= Available data =
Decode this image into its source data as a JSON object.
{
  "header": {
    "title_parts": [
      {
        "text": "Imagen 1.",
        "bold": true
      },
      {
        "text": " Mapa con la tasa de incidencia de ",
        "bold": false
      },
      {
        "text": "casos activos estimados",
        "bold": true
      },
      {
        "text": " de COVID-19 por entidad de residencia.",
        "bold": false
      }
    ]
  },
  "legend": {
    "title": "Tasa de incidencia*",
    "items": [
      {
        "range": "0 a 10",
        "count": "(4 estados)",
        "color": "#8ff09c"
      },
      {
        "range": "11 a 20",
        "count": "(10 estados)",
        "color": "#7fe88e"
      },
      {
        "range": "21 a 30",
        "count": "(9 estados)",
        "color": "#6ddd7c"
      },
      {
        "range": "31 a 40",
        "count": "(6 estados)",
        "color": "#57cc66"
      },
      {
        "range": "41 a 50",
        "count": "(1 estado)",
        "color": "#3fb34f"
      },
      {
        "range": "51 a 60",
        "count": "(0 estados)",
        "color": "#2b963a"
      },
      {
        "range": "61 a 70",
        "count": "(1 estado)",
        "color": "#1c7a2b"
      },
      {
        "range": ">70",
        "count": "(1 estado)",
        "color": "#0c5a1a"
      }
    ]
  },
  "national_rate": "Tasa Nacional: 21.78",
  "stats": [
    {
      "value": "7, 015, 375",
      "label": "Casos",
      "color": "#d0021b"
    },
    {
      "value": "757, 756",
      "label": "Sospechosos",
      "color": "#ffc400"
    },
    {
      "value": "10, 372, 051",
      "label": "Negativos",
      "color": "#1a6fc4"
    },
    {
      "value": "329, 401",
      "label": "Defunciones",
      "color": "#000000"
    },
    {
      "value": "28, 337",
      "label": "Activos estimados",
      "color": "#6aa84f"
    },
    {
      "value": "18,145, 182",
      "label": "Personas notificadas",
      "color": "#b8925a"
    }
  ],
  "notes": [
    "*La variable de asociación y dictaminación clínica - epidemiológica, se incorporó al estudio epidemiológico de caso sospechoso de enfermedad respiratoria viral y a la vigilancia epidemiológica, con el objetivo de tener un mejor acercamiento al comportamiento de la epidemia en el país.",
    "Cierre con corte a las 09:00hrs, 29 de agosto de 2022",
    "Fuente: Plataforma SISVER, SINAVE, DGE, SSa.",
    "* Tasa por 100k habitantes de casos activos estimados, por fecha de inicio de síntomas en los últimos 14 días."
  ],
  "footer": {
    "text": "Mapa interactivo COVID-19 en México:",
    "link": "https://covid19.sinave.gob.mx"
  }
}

= Task directions =
Lines of the listing above that contain the word "text" should all be returned.

= Answer to this problem =
        "text": "Imagen 1.",
        "text": " Mapa con la tasa de incidencia de ",
        "text": "casos activos estimados",
        "text": " de COVID-19 por entidad de residencia.",
    "text": "Mapa interactivo COVID-19 en México:",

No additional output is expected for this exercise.